Count lines holding the string "annotation" in the data that follows. Reply with one number only.
::::
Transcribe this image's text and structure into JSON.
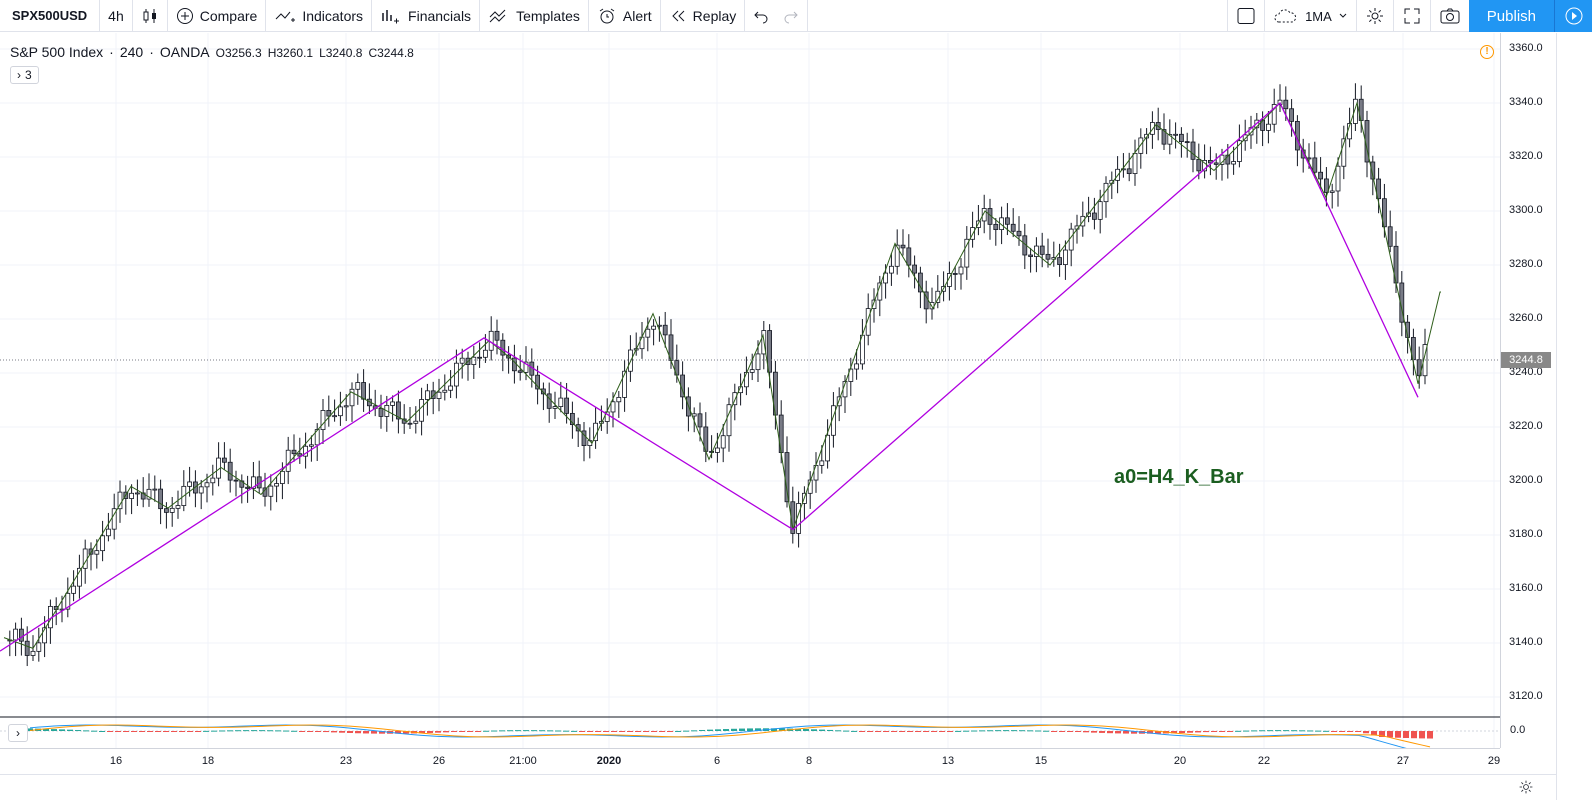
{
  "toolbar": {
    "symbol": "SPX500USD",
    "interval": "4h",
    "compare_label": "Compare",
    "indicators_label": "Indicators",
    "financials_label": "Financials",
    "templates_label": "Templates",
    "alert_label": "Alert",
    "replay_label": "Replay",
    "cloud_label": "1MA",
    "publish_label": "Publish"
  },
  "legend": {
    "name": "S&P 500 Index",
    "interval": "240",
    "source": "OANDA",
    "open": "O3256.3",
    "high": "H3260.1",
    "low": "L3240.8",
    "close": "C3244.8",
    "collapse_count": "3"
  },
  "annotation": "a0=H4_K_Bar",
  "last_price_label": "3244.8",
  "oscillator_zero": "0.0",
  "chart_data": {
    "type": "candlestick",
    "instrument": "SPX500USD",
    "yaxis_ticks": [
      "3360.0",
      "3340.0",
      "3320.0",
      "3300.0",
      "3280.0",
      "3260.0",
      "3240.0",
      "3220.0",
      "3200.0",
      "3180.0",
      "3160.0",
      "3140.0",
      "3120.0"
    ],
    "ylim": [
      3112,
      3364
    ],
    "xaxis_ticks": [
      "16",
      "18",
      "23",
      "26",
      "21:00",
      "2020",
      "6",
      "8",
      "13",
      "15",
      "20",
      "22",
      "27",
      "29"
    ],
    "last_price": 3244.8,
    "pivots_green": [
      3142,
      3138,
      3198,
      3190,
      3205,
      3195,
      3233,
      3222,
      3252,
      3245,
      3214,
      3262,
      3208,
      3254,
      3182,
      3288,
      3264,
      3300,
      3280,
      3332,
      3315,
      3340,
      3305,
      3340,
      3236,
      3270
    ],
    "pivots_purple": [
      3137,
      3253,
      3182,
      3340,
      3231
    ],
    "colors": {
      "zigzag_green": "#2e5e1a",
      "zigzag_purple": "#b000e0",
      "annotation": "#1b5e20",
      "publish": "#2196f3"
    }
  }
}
::::
### Expected output
2